*THE PROBLEM:*
Repeat all of the material below exactly as written, images excluded.

— START OF RECORDS FOR THE TASK —

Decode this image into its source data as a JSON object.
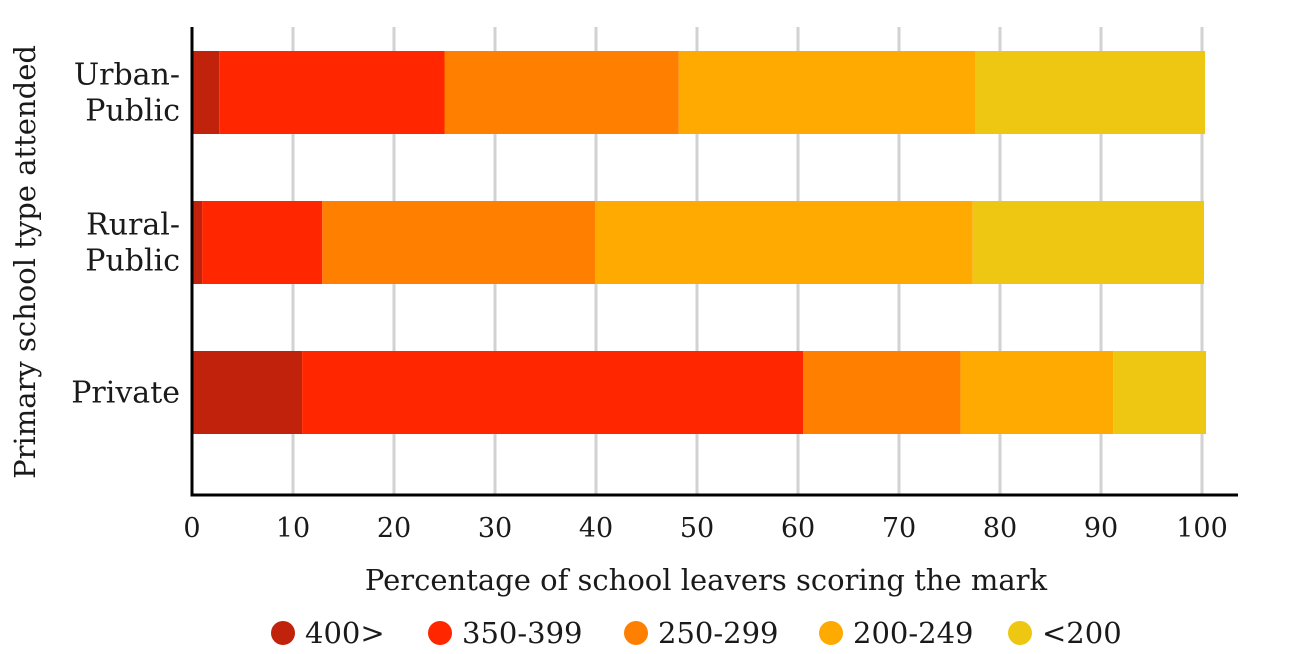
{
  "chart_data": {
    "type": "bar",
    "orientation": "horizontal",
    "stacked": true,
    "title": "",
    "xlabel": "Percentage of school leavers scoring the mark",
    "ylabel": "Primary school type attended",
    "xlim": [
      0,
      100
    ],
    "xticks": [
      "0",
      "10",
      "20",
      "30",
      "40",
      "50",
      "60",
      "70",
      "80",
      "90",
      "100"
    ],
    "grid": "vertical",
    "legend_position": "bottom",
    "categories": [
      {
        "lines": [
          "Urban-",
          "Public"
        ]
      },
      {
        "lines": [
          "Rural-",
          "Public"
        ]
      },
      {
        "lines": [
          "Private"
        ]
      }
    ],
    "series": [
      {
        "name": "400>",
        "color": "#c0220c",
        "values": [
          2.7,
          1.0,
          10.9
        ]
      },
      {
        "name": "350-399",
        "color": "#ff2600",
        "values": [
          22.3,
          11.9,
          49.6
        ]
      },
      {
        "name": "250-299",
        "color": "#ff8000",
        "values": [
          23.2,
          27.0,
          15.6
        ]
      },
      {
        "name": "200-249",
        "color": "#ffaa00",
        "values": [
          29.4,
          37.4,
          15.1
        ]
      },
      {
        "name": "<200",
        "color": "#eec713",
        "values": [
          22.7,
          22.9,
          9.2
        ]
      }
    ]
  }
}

— END OF RECORDS FOR THE TASK —

*FULL RESPONSE:*
Decode this image into its source data as a JSON object.
{
  "chart_data": {
    "type": "bar",
    "orientation": "horizontal",
    "stacked": true,
    "title": "",
    "xlabel": "Percentage of school leavers scoring the mark",
    "ylabel": "Primary school type attended",
    "xlim": [
      0,
      100
    ],
    "xticks": [
      "0",
      "10",
      "20",
      "30",
      "40",
      "50",
      "60",
      "70",
      "80",
      "90",
      "100"
    ],
    "grid": "vertical",
    "legend_position": "bottom",
    "categories": [
      {
        "lines": [
          "Urban-",
          "Public"
        ]
      },
      {
        "lines": [
          "Rural-",
          "Public"
        ]
      },
      {
        "lines": [
          "Private"
        ]
      }
    ],
    "series": [
      {
        "name": "400>",
        "color": "#c0220c",
        "values": [
          2.7,
          1.0,
          10.9
        ]
      },
      {
        "name": "350-399",
        "color": "#ff2600",
        "values": [
          22.3,
          11.9,
          49.6
        ]
      },
      {
        "name": "250-299",
        "color": "#ff8000",
        "values": [
          23.2,
          27.0,
          15.6
        ]
      },
      {
        "name": "200-249",
        "color": "#ffaa00",
        "values": [
          29.4,
          37.4,
          15.1
        ]
      },
      {
        "name": "<200",
        "color": "#eec713",
        "values": [
          22.7,
          22.9,
          9.2
        ]
      }
    ]
  }
}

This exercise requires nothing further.